▶ [Task description]:
Each line below should be reproduced without any alteration.

===============

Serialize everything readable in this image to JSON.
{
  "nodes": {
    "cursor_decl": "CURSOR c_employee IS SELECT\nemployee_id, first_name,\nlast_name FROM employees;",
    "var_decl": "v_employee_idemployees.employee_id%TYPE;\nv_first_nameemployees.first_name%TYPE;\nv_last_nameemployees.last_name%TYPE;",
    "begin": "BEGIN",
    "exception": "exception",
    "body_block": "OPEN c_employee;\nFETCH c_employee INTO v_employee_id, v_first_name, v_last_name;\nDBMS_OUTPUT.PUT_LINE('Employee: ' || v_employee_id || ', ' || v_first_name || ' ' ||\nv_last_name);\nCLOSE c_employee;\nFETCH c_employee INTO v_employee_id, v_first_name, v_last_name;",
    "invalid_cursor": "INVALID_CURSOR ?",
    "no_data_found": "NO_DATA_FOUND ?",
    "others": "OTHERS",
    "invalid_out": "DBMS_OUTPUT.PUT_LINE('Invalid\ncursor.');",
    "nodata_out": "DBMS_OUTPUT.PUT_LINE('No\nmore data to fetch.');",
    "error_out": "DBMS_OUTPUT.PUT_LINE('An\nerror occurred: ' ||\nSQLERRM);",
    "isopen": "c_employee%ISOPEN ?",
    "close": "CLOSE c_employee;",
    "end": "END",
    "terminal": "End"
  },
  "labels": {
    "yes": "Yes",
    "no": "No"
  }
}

===============

▶ [Response to this task]:
Serialize everything readable in this image to JSON.
{
  "nodes": {
    "cursor_decl": "CURSOR c_employee IS SELECT\nemployee_id, first_name,\nlast_name FROM employees;",
    "var_decl": "v_employee_idemployees.employee_id%TYPE;\nv_first_nameemployees.first_name%TYPE;\nv_last_nameemployees.last_name%TYPE;",
    "begin": "BEGIN",
    "exception": "exception",
    "body_block": "OPEN c_employee;\nFETCH c_employee INTO v_employee_id, v_first_name, v_last_name;\nDBMS_OUTPUT.PUT_LINE('Employee: ' || v_employee_id || ', ' || v_first_name || ' ' ||\nv_last_name);\nCLOSE c_employee;\nFETCH c_employee INTO v_employee_id, v_first_name, v_last_name;",
    "invalid_cursor": "INVALID_CURSOR ?",
    "no_data_found": "NO_DATA_FOUND ?",
    "others": "OTHERS",
    "invalid_out": "DBMS_OUTPUT.PUT_LINE('Invalid\ncursor.');",
    "nodata_out": "DBMS_OUTPUT.PUT_LINE('No\nmore data to fetch.');",
    "error_out": "DBMS_OUTPUT.PUT_LINE('An\nerror occurred: ' ||\nSQLERRM);",
    "isopen": "c_employee%ISOPEN ?",
    "close": "CLOSE c_employee;",
    "end": "END",
    "terminal": "End"
  },
  "labels": {
    "yes": "Yes",
    "no": "No"
  }
}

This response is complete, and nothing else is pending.